-- Begin --
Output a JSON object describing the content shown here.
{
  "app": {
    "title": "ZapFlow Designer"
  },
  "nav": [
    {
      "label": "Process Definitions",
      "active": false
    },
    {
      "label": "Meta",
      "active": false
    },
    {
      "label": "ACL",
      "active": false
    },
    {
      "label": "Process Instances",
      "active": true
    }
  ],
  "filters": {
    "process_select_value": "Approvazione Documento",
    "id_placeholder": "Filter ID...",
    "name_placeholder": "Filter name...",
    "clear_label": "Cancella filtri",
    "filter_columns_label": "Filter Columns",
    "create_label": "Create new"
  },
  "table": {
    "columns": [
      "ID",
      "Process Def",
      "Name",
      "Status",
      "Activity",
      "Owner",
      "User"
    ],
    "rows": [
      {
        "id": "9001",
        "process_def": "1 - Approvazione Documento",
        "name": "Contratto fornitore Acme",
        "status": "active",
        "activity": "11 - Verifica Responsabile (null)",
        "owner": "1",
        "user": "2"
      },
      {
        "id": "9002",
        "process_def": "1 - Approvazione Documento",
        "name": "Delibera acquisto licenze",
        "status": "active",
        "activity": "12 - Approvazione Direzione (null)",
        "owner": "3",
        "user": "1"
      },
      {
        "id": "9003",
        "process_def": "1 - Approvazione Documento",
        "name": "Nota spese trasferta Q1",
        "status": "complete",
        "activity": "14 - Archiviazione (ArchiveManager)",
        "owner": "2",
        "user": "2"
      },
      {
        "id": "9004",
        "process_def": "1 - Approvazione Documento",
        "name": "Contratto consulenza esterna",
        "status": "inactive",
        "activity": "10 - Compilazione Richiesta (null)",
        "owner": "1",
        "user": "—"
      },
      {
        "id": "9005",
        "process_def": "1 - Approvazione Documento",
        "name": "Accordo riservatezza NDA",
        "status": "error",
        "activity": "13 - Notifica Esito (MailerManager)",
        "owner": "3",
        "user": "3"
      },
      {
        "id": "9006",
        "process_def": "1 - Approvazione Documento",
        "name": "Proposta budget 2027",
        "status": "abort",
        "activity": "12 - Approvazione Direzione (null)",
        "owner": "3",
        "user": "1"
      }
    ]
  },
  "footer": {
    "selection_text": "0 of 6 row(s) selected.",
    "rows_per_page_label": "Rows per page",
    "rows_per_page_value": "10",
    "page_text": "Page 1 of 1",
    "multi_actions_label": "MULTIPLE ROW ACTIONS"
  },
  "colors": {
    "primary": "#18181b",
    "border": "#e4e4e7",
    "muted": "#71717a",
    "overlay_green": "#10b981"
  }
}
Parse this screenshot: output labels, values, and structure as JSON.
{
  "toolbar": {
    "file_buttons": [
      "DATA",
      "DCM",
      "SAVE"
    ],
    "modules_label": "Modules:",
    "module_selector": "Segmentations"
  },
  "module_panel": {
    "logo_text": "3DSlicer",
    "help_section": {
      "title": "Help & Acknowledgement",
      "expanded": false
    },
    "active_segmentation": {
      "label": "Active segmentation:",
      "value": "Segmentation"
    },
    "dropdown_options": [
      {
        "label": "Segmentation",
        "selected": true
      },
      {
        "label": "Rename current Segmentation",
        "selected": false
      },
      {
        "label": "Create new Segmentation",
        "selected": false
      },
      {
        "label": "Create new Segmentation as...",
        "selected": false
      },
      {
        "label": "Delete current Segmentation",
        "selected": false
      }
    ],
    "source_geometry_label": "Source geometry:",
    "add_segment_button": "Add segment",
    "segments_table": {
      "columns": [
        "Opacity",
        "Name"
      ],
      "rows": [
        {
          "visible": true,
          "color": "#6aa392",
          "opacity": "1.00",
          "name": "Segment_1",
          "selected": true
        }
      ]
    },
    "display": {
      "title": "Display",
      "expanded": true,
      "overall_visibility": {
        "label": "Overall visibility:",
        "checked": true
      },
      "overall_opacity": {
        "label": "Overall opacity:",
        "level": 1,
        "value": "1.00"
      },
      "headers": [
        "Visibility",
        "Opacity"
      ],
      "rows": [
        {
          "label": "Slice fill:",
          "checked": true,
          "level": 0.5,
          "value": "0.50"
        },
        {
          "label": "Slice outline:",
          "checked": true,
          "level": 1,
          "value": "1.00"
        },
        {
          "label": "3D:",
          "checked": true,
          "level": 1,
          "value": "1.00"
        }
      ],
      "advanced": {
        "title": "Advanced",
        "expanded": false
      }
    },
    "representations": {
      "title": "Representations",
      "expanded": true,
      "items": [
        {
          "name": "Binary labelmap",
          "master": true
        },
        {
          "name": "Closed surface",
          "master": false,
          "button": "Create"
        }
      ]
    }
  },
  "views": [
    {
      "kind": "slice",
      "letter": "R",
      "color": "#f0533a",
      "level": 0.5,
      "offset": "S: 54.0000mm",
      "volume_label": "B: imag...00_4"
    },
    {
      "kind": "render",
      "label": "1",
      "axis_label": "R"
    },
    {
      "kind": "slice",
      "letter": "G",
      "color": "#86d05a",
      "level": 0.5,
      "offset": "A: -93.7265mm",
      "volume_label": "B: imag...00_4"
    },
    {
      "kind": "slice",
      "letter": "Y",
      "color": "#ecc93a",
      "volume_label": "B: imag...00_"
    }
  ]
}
-- End --
WHAT IS NEEDED –
Which lines hold the string "expanded"? Copy all of them from the data above.

TASK ANSWER –
      "expanded": false
      "expanded": true,
        "expanded": false
      "expanded": true,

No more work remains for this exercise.